= WHAT IS ASKED =
Examine the material below and count the lines that hold the word "JSON". Report only the number.

Stored data:
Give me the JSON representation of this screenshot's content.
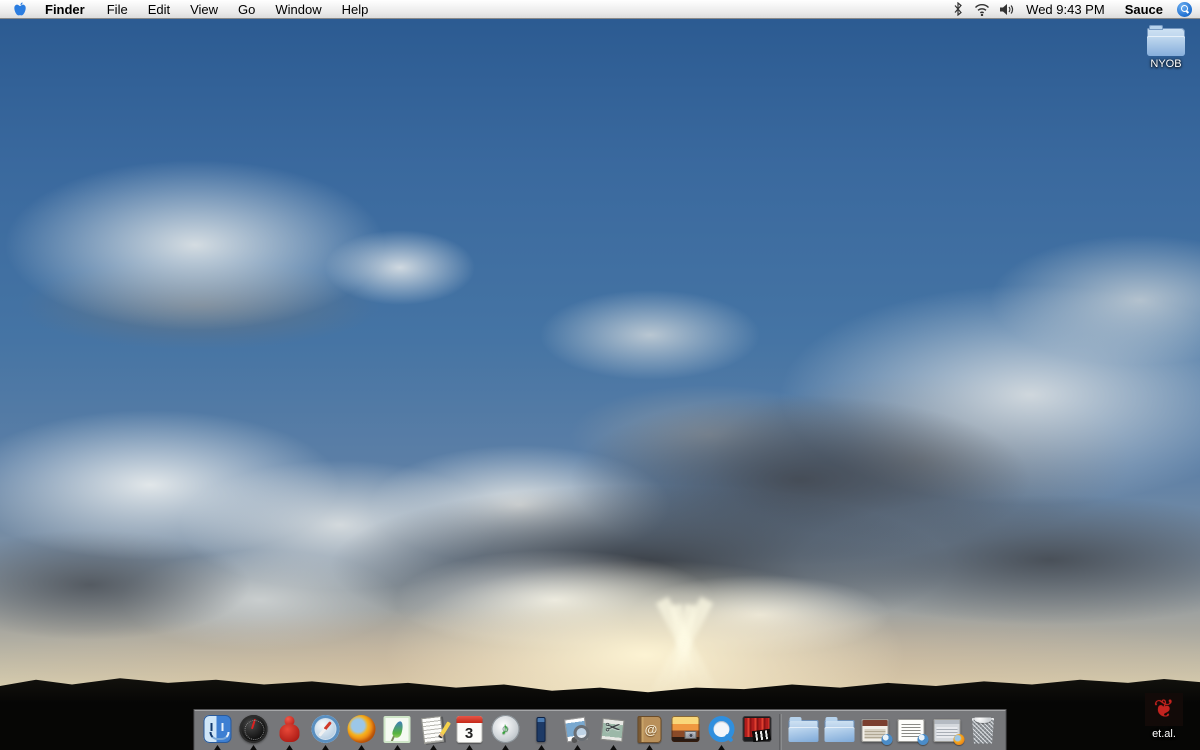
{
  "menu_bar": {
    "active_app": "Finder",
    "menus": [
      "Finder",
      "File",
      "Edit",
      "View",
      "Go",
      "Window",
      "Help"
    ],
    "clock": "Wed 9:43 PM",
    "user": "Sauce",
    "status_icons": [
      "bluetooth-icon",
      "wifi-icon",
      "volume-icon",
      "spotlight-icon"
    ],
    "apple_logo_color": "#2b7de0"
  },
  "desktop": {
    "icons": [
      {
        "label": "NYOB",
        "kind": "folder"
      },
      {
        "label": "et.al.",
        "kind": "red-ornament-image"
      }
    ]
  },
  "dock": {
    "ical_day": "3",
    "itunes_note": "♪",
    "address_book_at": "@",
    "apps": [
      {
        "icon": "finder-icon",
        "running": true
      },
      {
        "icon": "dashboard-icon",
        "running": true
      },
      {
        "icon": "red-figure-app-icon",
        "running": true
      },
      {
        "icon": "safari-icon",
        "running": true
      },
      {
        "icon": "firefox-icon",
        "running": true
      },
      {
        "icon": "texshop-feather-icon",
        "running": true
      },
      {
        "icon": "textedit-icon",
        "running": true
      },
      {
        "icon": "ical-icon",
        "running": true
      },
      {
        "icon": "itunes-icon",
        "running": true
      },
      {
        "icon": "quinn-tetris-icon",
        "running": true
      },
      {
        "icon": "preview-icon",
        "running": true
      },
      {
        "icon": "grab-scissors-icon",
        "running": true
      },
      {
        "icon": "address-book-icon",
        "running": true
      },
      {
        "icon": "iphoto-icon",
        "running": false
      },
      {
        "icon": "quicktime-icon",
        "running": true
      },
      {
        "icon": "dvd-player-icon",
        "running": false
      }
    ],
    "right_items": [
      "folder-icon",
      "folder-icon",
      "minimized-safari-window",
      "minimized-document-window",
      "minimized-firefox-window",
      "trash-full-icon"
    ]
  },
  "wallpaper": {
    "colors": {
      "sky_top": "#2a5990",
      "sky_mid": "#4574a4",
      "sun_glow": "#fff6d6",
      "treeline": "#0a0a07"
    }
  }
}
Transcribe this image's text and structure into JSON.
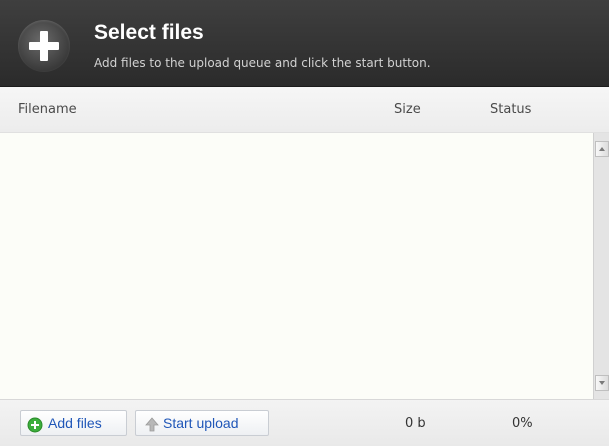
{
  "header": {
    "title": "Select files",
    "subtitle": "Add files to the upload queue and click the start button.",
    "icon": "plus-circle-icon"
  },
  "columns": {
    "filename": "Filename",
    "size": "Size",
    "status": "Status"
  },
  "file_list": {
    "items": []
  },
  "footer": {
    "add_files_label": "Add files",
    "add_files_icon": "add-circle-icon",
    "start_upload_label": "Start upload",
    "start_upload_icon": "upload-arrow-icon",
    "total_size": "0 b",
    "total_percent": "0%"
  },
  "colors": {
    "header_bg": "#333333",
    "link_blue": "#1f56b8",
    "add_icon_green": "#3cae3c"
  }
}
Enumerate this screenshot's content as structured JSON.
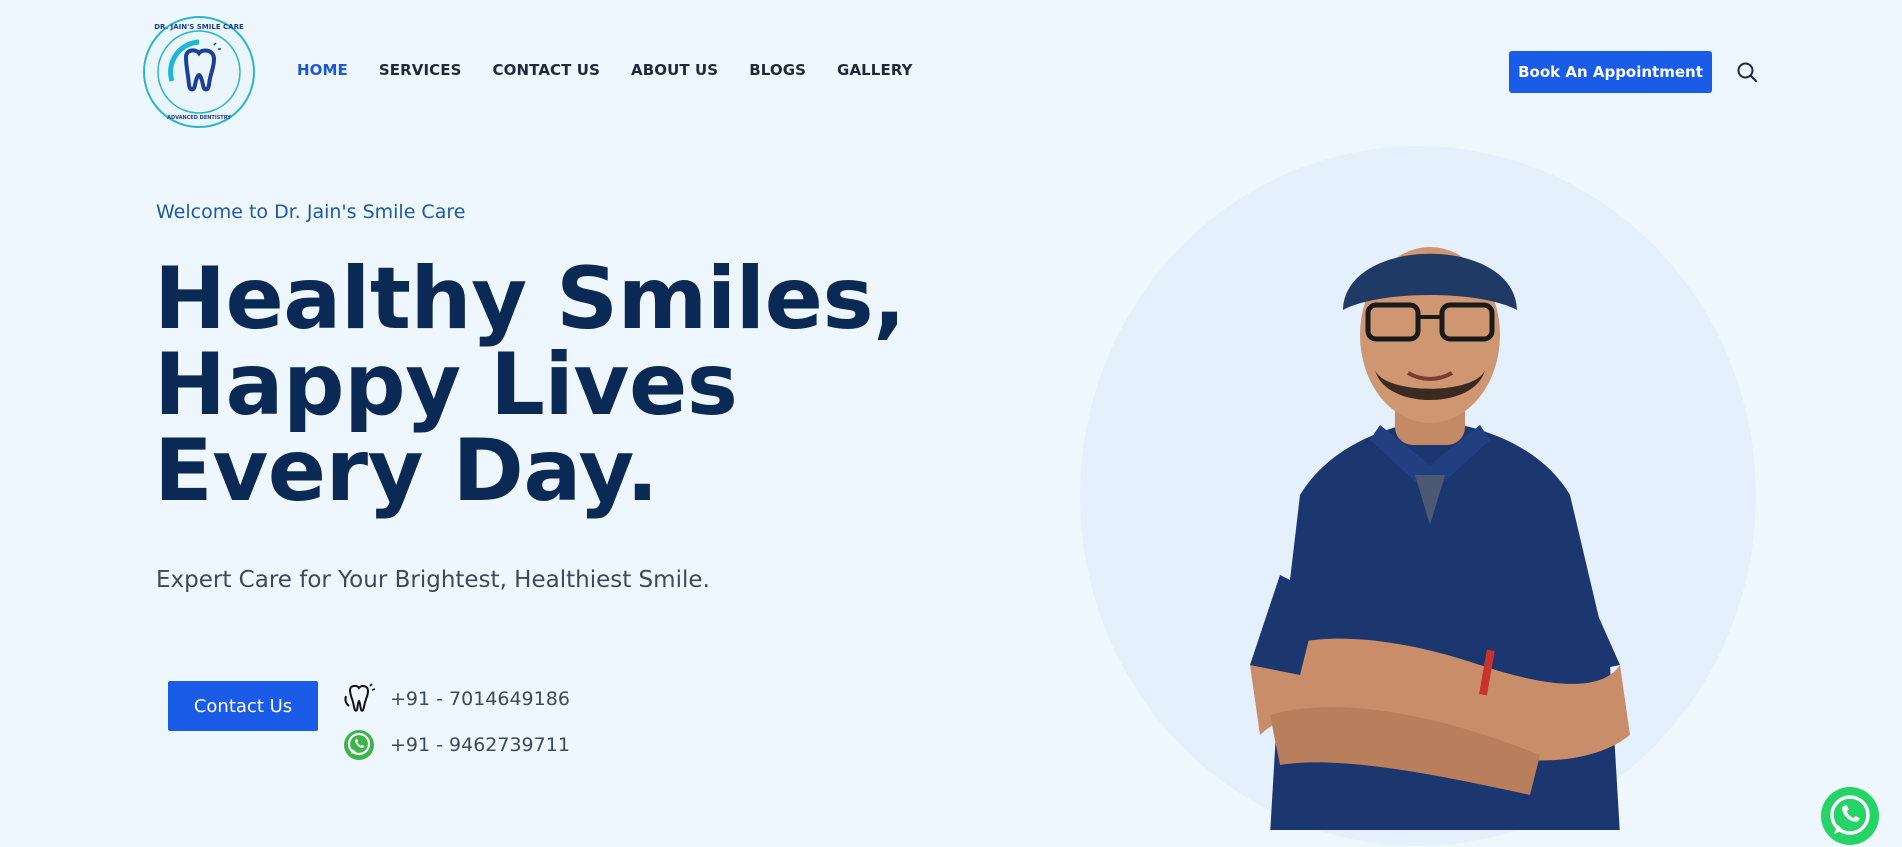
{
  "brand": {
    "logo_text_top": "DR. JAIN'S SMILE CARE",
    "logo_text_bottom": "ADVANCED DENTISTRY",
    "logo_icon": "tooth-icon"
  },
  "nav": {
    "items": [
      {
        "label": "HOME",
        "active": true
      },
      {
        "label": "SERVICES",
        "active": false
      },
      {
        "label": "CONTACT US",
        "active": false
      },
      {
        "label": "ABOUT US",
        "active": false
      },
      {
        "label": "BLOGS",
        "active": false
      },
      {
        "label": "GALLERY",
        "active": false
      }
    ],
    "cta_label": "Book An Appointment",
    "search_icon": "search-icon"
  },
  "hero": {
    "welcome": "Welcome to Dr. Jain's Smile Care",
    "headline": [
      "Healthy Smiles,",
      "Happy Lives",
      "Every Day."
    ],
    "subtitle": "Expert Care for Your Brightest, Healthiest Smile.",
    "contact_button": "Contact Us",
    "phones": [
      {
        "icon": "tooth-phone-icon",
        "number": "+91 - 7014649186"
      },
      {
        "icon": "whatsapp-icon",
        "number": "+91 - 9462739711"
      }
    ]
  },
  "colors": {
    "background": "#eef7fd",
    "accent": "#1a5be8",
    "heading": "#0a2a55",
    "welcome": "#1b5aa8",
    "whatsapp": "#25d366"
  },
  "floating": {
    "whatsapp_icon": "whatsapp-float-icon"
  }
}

--

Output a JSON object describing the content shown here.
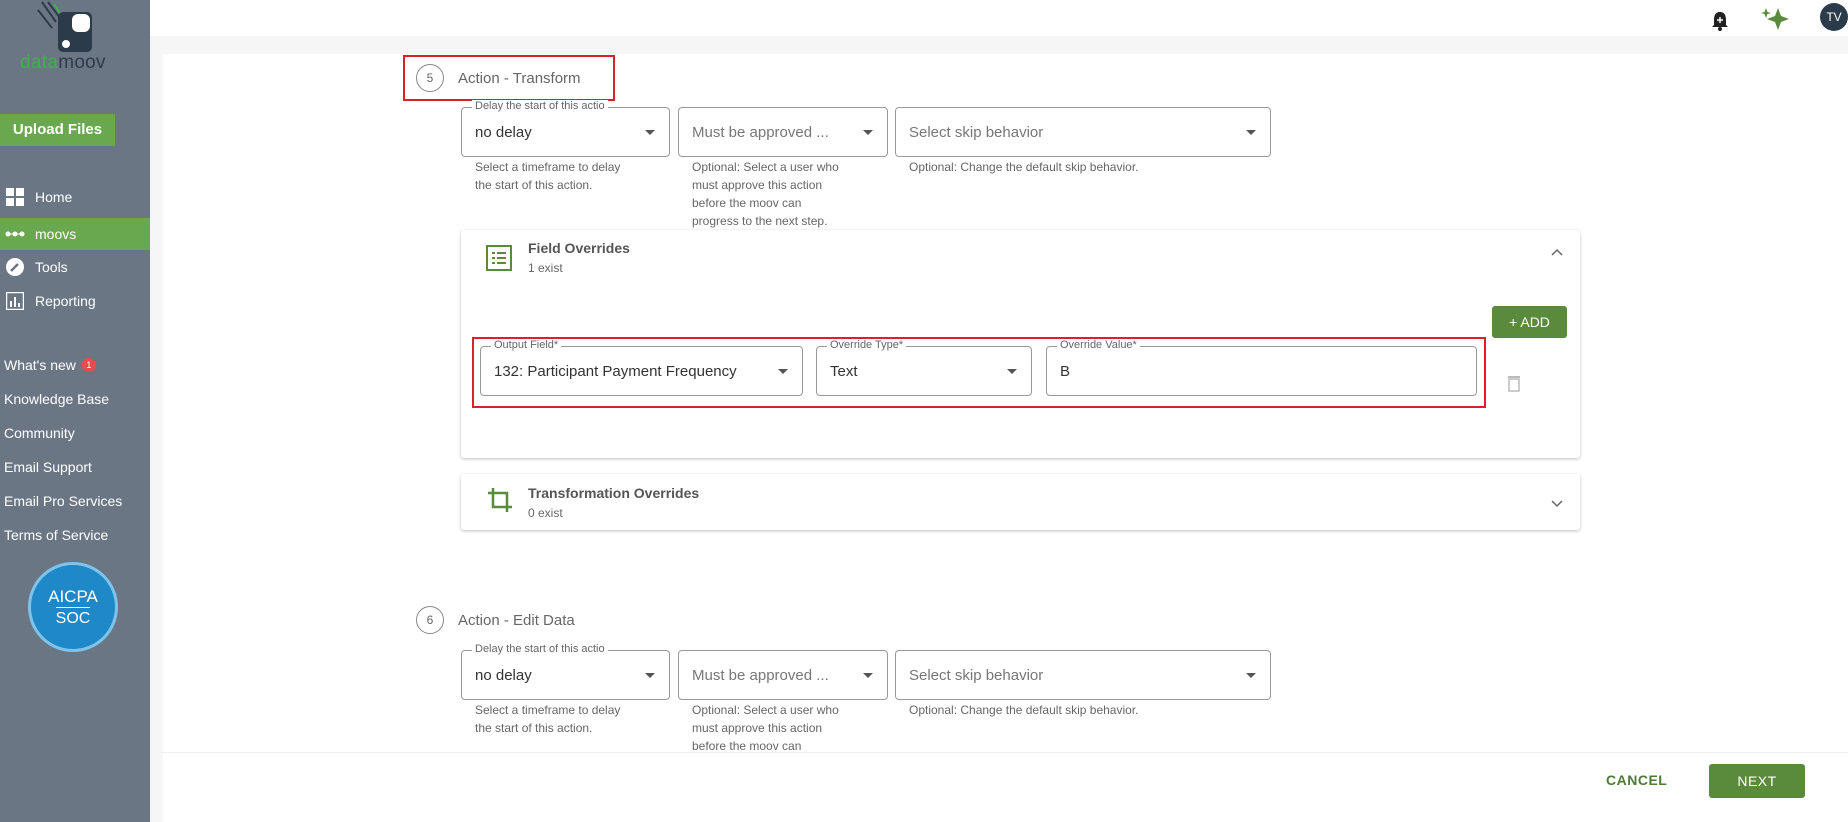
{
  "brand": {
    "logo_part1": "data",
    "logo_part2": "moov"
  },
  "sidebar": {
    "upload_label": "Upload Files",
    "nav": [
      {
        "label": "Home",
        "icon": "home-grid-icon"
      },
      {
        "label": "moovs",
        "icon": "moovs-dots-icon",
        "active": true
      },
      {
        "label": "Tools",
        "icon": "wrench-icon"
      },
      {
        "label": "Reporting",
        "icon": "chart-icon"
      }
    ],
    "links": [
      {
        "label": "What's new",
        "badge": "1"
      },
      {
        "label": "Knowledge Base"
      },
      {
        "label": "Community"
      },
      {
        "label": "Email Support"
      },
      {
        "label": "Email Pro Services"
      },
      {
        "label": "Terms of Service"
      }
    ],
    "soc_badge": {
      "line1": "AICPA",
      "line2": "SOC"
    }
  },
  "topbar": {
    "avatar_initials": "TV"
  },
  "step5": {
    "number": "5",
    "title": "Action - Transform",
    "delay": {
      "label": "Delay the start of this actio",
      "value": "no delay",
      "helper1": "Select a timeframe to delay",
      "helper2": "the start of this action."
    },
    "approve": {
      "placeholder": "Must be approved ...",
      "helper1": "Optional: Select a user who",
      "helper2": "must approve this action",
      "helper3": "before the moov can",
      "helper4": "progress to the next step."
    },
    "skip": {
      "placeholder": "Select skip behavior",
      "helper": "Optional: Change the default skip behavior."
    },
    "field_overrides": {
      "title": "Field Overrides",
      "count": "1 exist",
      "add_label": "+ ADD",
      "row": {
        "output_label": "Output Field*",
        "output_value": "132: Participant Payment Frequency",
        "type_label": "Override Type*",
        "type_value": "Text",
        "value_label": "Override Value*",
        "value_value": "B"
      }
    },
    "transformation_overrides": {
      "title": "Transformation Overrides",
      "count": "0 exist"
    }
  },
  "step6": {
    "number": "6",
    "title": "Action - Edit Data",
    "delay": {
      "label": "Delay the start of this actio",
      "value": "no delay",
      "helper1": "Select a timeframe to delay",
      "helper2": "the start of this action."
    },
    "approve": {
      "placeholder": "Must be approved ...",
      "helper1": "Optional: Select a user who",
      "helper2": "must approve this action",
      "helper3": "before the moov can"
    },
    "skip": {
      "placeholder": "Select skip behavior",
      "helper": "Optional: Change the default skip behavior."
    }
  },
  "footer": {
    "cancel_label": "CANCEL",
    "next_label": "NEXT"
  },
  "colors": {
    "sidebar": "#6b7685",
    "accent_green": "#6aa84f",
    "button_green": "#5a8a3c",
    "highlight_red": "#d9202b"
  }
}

==

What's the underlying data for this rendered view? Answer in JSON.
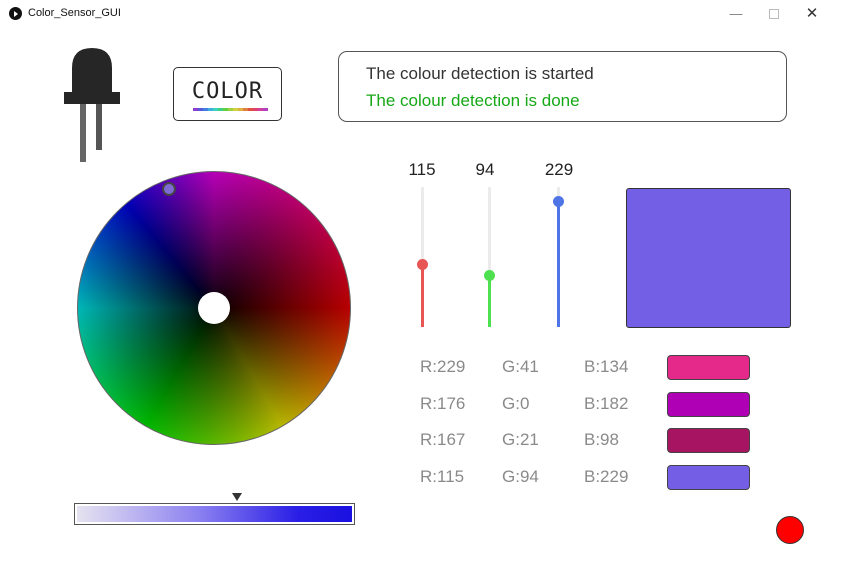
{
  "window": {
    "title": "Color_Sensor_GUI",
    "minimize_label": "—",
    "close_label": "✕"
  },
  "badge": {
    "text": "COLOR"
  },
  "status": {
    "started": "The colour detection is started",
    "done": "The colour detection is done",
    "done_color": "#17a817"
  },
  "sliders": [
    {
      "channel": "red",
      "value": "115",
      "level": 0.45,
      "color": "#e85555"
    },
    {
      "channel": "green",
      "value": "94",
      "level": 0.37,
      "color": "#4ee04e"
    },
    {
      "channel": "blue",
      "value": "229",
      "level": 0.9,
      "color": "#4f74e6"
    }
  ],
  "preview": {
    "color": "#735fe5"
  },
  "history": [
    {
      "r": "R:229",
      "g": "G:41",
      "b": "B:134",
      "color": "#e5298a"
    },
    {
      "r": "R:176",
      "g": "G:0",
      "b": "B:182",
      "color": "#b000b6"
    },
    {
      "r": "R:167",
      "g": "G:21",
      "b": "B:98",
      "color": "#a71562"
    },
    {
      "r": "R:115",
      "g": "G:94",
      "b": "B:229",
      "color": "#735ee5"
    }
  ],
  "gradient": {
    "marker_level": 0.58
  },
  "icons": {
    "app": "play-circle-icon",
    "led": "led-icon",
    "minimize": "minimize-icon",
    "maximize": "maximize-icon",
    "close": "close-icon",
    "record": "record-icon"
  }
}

= EXERCISE RESULT =
5